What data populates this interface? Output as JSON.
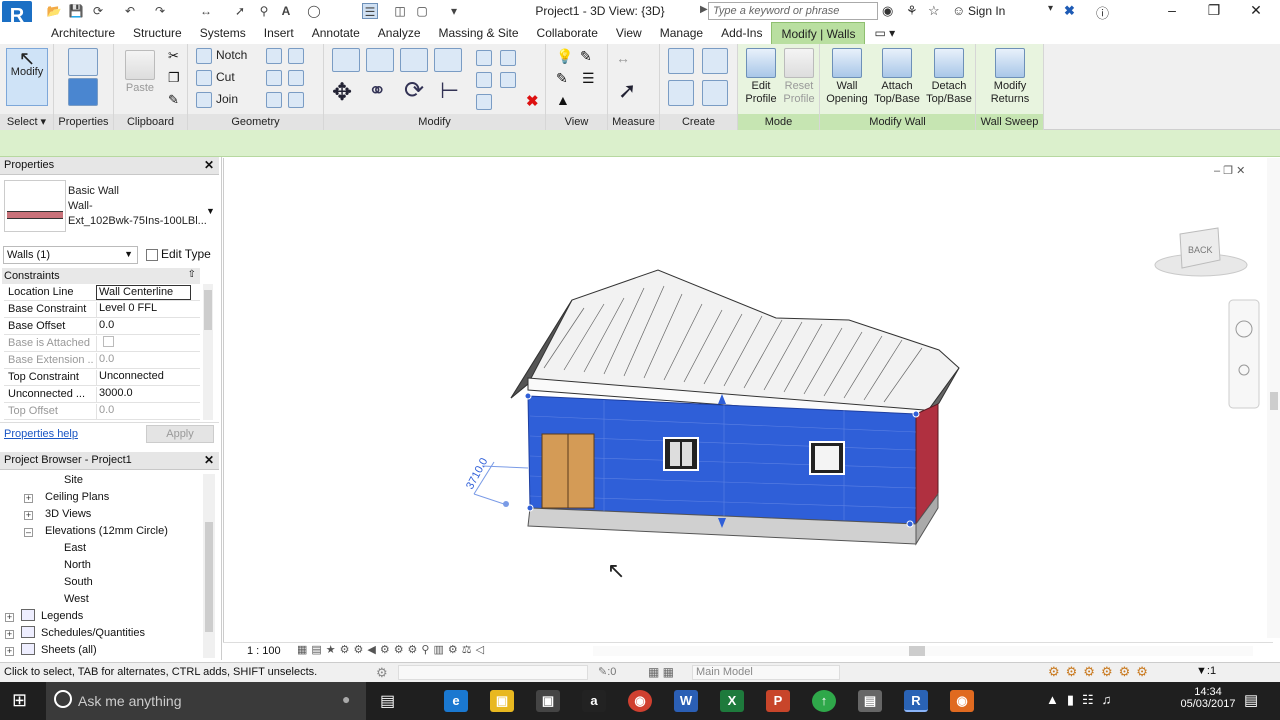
{
  "titlebar": {
    "app_letter": "R",
    "document_title": "Project1 - 3D View: {3D}",
    "search_placeholder": "Type a keyword or phrase",
    "sign_in": "Sign In"
  },
  "ribbon_tabs": [
    "Architecture",
    "Structure",
    "Systems",
    "Insert",
    "Annotate",
    "Analyze",
    "Massing & Site",
    "Collaborate",
    "View",
    "Manage",
    "Add-Ins",
    "Modify | Walls"
  ],
  "ribbon": {
    "modify_label": "Modify",
    "properties_panel": "Properties",
    "paste_label": "Paste",
    "clipboard_panel": "Clipboard",
    "notch_label": "Notch",
    "cut_label": "Cut",
    "join_label": "Join",
    "geometry_panel": "Geometry",
    "modify_panel": "Modify",
    "view_panel": "View",
    "measure_panel": "Measure",
    "create_panel": "Create",
    "edit_profile": "Edit Profile",
    "reset_profile": "Reset Profile",
    "mode_panel": "Mode",
    "wall_opening": "Wall Opening",
    "attach_top_base": "Attach Top/Base",
    "detach_top_base": "Detach Top/Base",
    "modify_wall_panel": "Modify Wall",
    "modify_returns": "Modify Returns",
    "wall_sweep_panel": "Wall Sweep",
    "select_label": "Select",
    "properties_label": "Properties"
  },
  "properties": {
    "title": "Properties",
    "type_family": "Basic Wall",
    "type_name_1": "Wall-",
    "type_name_2": "Ext_102Bwk-75Ins-100LBl...",
    "instance_filter": "Walls (1)",
    "edit_type": "Edit Type",
    "group": "Constraints",
    "rows": [
      {
        "k": "Location Line",
        "v": "Wall Centerline"
      },
      {
        "k": "Base Constraint",
        "v": "Level 0 FFL"
      },
      {
        "k": "Base Offset",
        "v": "0.0"
      },
      {
        "k": "Base is Attached",
        "v": ""
      },
      {
        "k": "Base Extension ...",
        "v": "0.0"
      },
      {
        "k": "Top Constraint",
        "v": "Unconnected"
      },
      {
        "k": "Unconnected ...",
        "v": "3000.0"
      },
      {
        "k": "Top Offset",
        "v": "0.0"
      }
    ],
    "help_link": "Properties help",
    "apply": "Apply"
  },
  "browser": {
    "title": "Project Browser - Project1",
    "items": [
      "Site",
      "Ceiling Plans",
      "3D Views",
      "Elevations (12mm Circle)",
      "East",
      "North",
      "South",
      "West",
      "Legends",
      "Schedules/Quantities",
      "Sheets (all)"
    ]
  },
  "viewport": {
    "dimension_value": "3710.0",
    "viewcube_face": "BACK",
    "scale": "1 : 100"
  },
  "status": {
    "hint": "Click to select, TAB for alternates, CTRL adds, SHIFT unselects.",
    "select_count": ":0",
    "model": "Main Model",
    "filter_count": ":1"
  },
  "taskbar": {
    "search": "Ask me anything",
    "time": "14:34",
    "date": "05/03/2017"
  },
  "colors": {
    "selected_wall": "#2f5fd8",
    "ribbon_context": "#b9dfa0",
    "taskbar": "#1f1f1f"
  }
}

********************

§ **Objective**
Reproduce all entries exactly. Pictures do not belong in the copy.

§ **Reply to the task**
What data populates this interface? Output as JSON.
{
  "titlebar": {
    "app_letter": "R",
    "document_title": "Project1 - 3D View: {3D}",
    "search_placeholder": "Type a keyword or phrase",
    "sign_in": "Sign In"
  },
  "ribbon_tabs": [
    "Architecture",
    "Structure",
    "Systems",
    "Insert",
    "Annotate",
    "Analyze",
    "Massing & Site",
    "Collaborate",
    "View",
    "Manage",
    "Add-Ins",
    "Modify | Walls"
  ],
  "ribbon": {
    "modify_label": "Modify",
    "properties_panel": "Properties",
    "paste_label": "Paste",
    "clipboard_panel": "Clipboard",
    "notch_label": "Notch",
    "cut_label": "Cut",
    "join_label": "Join",
    "geometry_panel": "Geometry",
    "modify_panel": "Modify",
    "view_panel": "View",
    "measure_panel": "Measure",
    "create_panel": "Create",
    "edit_profile": "Edit Profile",
    "reset_profile": "Reset Profile",
    "mode_panel": "Mode",
    "wall_opening": "Wall Opening",
    "attach_top_base": "Attach Top/Base",
    "detach_top_base": "Detach Top/Base",
    "modify_wall_panel": "Modify Wall",
    "modify_returns": "Modify Returns",
    "wall_sweep_panel": "Wall Sweep",
    "select_label": "Select",
    "properties_label": "Properties"
  },
  "properties": {
    "title": "Properties",
    "type_family": "Basic Wall",
    "type_name_1": "Wall-",
    "type_name_2": "Ext_102Bwk-75Ins-100LBl...",
    "instance_filter": "Walls (1)",
    "edit_type": "Edit Type",
    "group": "Constraints",
    "rows": [
      {
        "k": "Location Line",
        "v": "Wall Centerline"
      },
      {
        "k": "Base Constraint",
        "v": "Level 0 FFL"
      },
      {
        "k": "Base Offset",
        "v": "0.0"
      },
      {
        "k": "Base is Attached",
        "v": ""
      },
      {
        "k": "Base Extension ...",
        "v": "0.0"
      },
      {
        "k": "Top Constraint",
        "v": "Unconnected"
      },
      {
        "k": "Unconnected ...",
        "v": "3000.0"
      },
      {
        "k": "Top Offset",
        "v": "0.0"
      }
    ],
    "help_link": "Properties help",
    "apply": "Apply"
  },
  "browser": {
    "title": "Project Browser - Project1",
    "items": [
      "Site",
      "Ceiling Plans",
      "3D Views",
      "Elevations (12mm Circle)",
      "East",
      "North",
      "South",
      "West",
      "Legends",
      "Schedules/Quantities",
      "Sheets (all)"
    ]
  },
  "viewport": {
    "dimension_value": "3710.0",
    "viewcube_face": "BACK",
    "scale": "1 : 100"
  },
  "status": {
    "hint": "Click to select, TAB for alternates, CTRL adds, SHIFT unselects.",
    "select_count": ":0",
    "model": "Main Model",
    "filter_count": ":1"
  },
  "taskbar": {
    "search": "Ask me anything",
    "time": "14:34",
    "date": "05/03/2017"
  },
  "colors": {
    "selected_wall": "#2f5fd8",
    "ribbon_context": "#b9dfa0",
    "taskbar": "#1f1f1f"
  }
}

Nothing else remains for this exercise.